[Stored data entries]
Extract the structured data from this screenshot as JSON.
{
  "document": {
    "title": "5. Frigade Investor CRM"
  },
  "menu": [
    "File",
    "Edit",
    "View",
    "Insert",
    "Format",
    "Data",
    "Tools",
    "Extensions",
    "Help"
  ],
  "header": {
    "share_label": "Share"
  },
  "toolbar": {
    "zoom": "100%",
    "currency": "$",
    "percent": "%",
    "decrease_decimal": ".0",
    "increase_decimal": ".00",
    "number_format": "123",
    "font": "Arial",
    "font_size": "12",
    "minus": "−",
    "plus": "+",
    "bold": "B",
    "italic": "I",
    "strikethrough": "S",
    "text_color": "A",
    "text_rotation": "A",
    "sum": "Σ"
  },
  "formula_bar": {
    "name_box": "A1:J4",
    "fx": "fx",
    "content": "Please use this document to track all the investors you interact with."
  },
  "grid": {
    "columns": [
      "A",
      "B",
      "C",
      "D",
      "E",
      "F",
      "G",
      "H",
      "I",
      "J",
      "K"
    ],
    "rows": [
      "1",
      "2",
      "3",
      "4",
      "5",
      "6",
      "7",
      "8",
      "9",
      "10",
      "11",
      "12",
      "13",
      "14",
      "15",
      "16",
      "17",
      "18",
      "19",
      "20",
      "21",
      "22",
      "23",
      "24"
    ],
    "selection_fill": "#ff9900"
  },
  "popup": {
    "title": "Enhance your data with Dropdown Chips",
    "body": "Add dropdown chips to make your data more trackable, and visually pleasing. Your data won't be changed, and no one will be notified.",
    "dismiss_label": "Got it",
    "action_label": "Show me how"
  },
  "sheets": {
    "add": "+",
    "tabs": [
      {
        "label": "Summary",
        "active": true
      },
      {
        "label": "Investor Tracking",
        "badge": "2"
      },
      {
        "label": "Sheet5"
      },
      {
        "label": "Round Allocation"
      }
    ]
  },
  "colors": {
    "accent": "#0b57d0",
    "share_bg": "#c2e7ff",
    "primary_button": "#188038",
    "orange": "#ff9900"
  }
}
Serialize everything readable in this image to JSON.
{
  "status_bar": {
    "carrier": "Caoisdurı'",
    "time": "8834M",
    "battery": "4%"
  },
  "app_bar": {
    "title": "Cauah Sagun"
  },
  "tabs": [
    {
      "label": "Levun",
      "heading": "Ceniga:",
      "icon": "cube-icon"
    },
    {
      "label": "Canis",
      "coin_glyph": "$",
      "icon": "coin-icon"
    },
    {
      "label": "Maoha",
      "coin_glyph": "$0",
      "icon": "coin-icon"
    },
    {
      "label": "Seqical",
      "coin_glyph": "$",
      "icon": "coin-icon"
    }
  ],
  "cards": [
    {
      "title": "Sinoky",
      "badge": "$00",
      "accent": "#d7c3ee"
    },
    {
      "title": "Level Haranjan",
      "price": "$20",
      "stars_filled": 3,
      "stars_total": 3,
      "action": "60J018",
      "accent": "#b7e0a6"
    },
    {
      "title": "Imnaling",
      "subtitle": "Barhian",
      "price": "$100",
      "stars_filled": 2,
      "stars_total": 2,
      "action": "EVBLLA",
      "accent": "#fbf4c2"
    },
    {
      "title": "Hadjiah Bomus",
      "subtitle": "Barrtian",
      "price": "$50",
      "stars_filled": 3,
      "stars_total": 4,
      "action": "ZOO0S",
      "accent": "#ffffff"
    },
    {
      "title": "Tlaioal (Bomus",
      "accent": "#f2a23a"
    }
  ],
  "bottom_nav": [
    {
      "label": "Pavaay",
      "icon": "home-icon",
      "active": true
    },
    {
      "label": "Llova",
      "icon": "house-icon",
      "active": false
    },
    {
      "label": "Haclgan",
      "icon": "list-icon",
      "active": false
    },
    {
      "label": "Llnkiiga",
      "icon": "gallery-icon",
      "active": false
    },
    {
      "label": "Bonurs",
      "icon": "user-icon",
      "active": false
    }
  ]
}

▶ **REQUIREMENTS**
Which lines of the data include "subtitle"? Copy each of them.

▶ **RESULT**
      "subtitle": "Barhian",
      "subtitle": "Barrtian",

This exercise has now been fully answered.